*EXERCISE REQUIREMENTS:*
Print the entries below in their entirety, exactly as they are written.

*PROVIDED MATERIAL:*
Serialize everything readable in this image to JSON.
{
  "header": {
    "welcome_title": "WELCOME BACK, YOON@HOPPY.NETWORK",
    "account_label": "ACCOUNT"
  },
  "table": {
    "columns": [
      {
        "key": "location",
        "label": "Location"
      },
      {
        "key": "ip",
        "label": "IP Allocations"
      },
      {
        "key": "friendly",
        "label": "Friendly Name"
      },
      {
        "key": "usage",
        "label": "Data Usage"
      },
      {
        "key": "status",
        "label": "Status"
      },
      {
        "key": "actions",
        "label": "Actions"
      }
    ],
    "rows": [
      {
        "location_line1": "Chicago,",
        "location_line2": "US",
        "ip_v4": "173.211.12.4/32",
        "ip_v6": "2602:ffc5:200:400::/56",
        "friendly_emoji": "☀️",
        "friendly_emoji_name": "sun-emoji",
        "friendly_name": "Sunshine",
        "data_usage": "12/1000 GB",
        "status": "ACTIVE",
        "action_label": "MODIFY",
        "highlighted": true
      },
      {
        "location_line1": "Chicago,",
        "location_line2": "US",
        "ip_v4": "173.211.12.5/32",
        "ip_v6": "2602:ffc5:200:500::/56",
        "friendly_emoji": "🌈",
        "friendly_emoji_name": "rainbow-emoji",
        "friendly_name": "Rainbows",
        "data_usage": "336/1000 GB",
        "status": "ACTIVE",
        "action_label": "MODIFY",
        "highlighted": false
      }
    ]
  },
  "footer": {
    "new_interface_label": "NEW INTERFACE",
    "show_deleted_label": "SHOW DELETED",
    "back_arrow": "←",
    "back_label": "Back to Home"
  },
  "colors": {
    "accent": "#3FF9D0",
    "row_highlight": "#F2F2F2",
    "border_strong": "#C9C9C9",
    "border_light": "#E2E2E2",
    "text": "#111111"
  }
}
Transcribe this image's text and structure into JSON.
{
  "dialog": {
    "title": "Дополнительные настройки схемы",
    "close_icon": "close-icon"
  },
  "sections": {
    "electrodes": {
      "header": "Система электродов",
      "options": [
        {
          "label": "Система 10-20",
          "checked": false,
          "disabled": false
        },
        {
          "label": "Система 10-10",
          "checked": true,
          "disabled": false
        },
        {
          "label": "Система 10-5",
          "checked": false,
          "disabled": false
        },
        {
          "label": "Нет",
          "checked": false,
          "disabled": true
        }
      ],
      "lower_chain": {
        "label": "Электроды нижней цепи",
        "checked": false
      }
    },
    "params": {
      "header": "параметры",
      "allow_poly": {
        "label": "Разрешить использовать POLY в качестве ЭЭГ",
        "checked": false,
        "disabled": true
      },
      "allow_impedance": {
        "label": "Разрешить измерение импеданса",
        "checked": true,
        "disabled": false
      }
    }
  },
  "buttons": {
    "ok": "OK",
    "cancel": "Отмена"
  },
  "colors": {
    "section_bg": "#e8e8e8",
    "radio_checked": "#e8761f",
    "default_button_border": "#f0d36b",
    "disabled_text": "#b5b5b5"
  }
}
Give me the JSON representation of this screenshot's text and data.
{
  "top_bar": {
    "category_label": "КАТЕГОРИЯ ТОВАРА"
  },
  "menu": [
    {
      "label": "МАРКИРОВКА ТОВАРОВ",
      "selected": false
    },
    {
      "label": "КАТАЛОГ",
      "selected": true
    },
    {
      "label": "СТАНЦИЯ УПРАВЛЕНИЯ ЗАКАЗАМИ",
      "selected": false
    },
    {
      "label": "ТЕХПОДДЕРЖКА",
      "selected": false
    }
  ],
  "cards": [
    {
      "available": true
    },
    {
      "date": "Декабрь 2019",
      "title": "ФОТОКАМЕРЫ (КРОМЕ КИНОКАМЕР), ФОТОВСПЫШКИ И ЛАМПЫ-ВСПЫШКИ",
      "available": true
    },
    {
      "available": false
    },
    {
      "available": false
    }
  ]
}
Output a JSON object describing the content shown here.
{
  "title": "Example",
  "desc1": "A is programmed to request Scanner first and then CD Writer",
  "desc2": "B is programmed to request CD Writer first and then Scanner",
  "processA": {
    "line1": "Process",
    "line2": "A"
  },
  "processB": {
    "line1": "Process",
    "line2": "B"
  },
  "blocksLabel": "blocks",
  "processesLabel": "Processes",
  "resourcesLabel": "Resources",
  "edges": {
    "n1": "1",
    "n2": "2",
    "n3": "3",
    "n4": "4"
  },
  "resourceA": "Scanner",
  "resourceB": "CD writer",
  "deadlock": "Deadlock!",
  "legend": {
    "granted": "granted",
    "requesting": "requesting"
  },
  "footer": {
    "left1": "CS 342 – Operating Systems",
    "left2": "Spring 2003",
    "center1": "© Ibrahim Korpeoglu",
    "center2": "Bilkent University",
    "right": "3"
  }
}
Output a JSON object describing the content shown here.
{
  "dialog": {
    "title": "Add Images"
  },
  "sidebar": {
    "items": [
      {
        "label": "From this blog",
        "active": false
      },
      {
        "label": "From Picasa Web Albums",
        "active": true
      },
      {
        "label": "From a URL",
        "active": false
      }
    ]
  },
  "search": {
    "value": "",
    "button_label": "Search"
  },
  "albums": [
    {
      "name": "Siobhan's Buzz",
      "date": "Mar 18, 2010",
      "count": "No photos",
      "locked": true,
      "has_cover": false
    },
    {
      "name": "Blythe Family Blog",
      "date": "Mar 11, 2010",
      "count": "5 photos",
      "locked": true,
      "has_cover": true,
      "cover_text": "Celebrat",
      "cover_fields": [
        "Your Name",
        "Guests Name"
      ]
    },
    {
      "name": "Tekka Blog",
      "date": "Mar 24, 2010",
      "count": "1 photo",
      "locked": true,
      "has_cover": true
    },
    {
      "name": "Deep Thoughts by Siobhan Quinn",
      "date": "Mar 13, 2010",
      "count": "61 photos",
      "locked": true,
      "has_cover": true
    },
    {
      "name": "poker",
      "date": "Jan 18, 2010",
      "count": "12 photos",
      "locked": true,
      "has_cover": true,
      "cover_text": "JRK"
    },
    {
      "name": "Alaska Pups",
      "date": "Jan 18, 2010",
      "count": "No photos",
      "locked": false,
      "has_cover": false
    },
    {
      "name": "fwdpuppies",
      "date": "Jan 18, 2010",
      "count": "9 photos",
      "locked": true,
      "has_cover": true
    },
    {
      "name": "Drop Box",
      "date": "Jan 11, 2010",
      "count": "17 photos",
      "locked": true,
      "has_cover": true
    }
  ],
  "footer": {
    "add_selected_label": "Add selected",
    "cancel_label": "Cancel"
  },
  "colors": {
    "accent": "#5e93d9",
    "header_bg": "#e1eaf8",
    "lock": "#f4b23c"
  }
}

*OUTPUT FOR THIS TASK:*
Serialize everything readable in this image to JSON.
{
  "header": {
    "welcome_title": "WELCOME BACK, YOON@HOPPY.NETWORK",
    "account_label": "ACCOUNT"
  },
  "table": {
    "columns": [
      {
        "key": "location",
        "label": "Location"
      },
      {
        "key": "ip",
        "label": "IP Allocations"
      },
      {
        "key": "friendly",
        "label": "Friendly Name"
      },
      {
        "key": "usage",
        "label": "Data Usage"
      },
      {
        "key": "status",
        "label": "Status"
      },
      {
        "key": "actions",
        "label": "Actions"
      }
    ],
    "rows": [
      {
        "location_line1": "Chicago,",
        "location_line2": "US",
        "ip_v4": "173.211.12.4/32",
        "ip_v6": "2602:ffc5:200:400::/56",
        "friendly_emoji": "☀️",
        "friendly_emoji_name": "sun-emoji",
        "friendly_name": "Sunshine",
        "data_usage": "12/1000 GB",
        "status": "ACTIVE",
        "action_label": "MODIFY",
        "highlighted": true
      },
      {
        "location_line1": "Chicago,",
        "location_line2": "US",
        "ip_v4": "173.211.12.5/32",
        "ip_v6": "2602:ffc5:200:500::/56",
        "friendly_emoji": "🌈",
        "friendly_emoji_name": "rainbow-emoji",
        "friendly_name": "Rainbows",
        "data_usage": "336/1000 GB",
        "status": "ACTIVE",
        "action_label": "MODIFY",
        "highlighted": false
      }
    ]
  },
  "footer": {
    "new_interface_label": "NEW INTERFACE",
    "show_deleted_label": "SHOW DELETED",
    "back_arrow": "←",
    "back_label": "Back to Home"
  },
  "colors": {
    "accent": "#3FF9D0",
    "row_highlight": "#F2F2F2",
    "border_strong": "#C9C9C9",
    "border_light": "#E2E2E2",
    "text": "#111111"
  }
}
Transcribe this image's text and structure into JSON.
{
  "dialog": {
    "title": "Дополнительные настройки схемы",
    "close_icon": "close-icon"
  },
  "sections": {
    "electrodes": {
      "header": "Система электродов",
      "options": [
        {
          "label": "Система 10-20",
          "checked": false,
          "disabled": false
        },
        {
          "label": "Система 10-10",
          "checked": true,
          "disabled": false
        },
        {
          "label": "Система 10-5",
          "checked": false,
          "disabled": false
        },
        {
          "label": "Нет",
          "checked": false,
          "disabled": true
        }
      ],
      "lower_chain": {
        "label": "Электроды нижней цепи",
        "checked": false
      }
    },
    "params": {
      "header": "параметры",
      "allow_poly": {
        "label": "Разрешить использовать POLY в качестве ЭЭГ",
        "checked": false,
        "disabled": true
      },
      "allow_impedance": {
        "label": "Разрешить измерение импеданса",
        "checked": true,
        "disabled": false
      }
    }
  },
  "buttons": {
    "ok": "OK",
    "cancel": "Отмена"
  },
  "colors": {
    "section_bg": "#e8e8e8",
    "radio_checked": "#e8761f",
    "default_button_border": "#f0d36b",
    "disabled_text": "#b5b5b5"
  }
}
Give me the JSON representation of this screenshot's text and data.
{
  "top_bar": {
    "category_label": "КАТЕГОРИЯ ТОВАРА"
  },
  "menu": [
    {
      "label": "МАРКИРОВКА ТОВАРОВ",
      "selected": false
    },
    {
      "label": "КАТАЛОГ",
      "selected": true
    },
    {
      "label": "СТАНЦИЯ УПРАВЛЕНИЯ ЗАКАЗАМИ",
      "selected": false
    },
    {
      "label": "ТЕХПОДДЕРЖКА",
      "selected": false
    }
  ],
  "cards": [
    {
      "available": true
    },
    {
      "date": "Декабрь 2019",
      "title": "ФОТОКАМЕРЫ (КРОМЕ КИНОКАМЕР), ФОТОВСПЫШКИ И ЛАМПЫ-ВСПЫШКИ",
      "available": true
    },
    {
      "available": false
    },
    {
      "available": false
    }
  ]
}
Output a JSON object describing the content shown here.
{
  "title": "Example",
  "desc1": "A is programmed to request Scanner first and then CD Writer",
  "desc2": "B is programmed to request CD Writer first and then Scanner",
  "processA": {
    "line1": "Process",
    "line2": "A"
  },
  "processB": {
    "line1": "Process",
    "line2": "B"
  },
  "blocksLabel": "blocks",
  "processesLabel": "Processes",
  "resourcesLabel": "Resources",
  "edges": {
    "n1": "1",
    "n2": "2",
    "n3": "3",
    "n4": "4"
  },
  "resourceA": "Scanner",
  "resourceB": "CD writer",
  "deadlock": "Deadlock!",
  "legend": {
    "granted": "granted",
    "requesting": "requesting"
  },
  "footer": {
    "left1": "CS 342 – Operating Systems",
    "left2": "Spring 2003",
    "center1": "© Ibrahim Korpeoglu",
    "center2": "Bilkent University",
    "right": "3"
  }
}
Output a JSON object describing the content shown here.
{
  "dialog": {
    "title": "Add Images"
  },
  "sidebar": {
    "items": [
      {
        "label": "From this blog",
        "active": false
      },
      {
        "label": "From Picasa Web Albums",
        "active": true
      },
      {
        "label": "From a URL",
        "active": false
      }
    ]
  },
  "search": {
    "value": "",
    "button_label": "Search"
  },
  "albums": [
    {
      "name": "Siobhan's Buzz",
      "date": "Mar 18, 2010",
      "count": "No photos",
      "locked": true,
      "has_cover": false
    },
    {
      "name": "Blythe Family Blog",
      "date": "Mar 11, 2010",
      "count": "5 photos",
      "locked": true,
      "has_cover": true,
      "cover_text": "Celebrat",
      "cover_fields": [
        "Your Name",
        "Guests Name"
      ]
    },
    {
      "name": "Tekka Blog",
      "date": "Mar 24, 2010",
      "count": "1 photo",
      "locked": true,
      "has_cover": true
    },
    {
      "name": "Deep Thoughts by Siobhan Quinn",
      "date": "Mar 13, 2010",
      "count": "61 photos",
      "locked": true,
      "has_cover": true
    },
    {
      "name": "poker",
      "date": "Jan 18, 2010",
      "count": "12 photos",
      "locked": true,
      "has_cover": true,
      "cover_text": "JRK"
    },
    {
      "name": "Alaska Pups",
      "date": "Jan 18, 2010",
      "count": "No photos",
      "locked": false,
      "has_cover": false
    },
    {
      "name": "fwdpuppies",
      "date": "Jan 18, 2010",
      "count": "9 photos",
      "locked": true,
      "has_cover": true
    },
    {
      "name": "Drop Box",
      "date": "Jan 11, 2010",
      "count": "17 photos",
      "locked": true,
      "has_cover": true
    }
  ],
  "footer": {
    "add_selected_label": "Add selected",
    "cancel_label": "Cancel"
  },
  "colors": {
    "accent": "#5e93d9",
    "header_bg": "#e1eaf8",
    "lock": "#f4b23c"
  }
}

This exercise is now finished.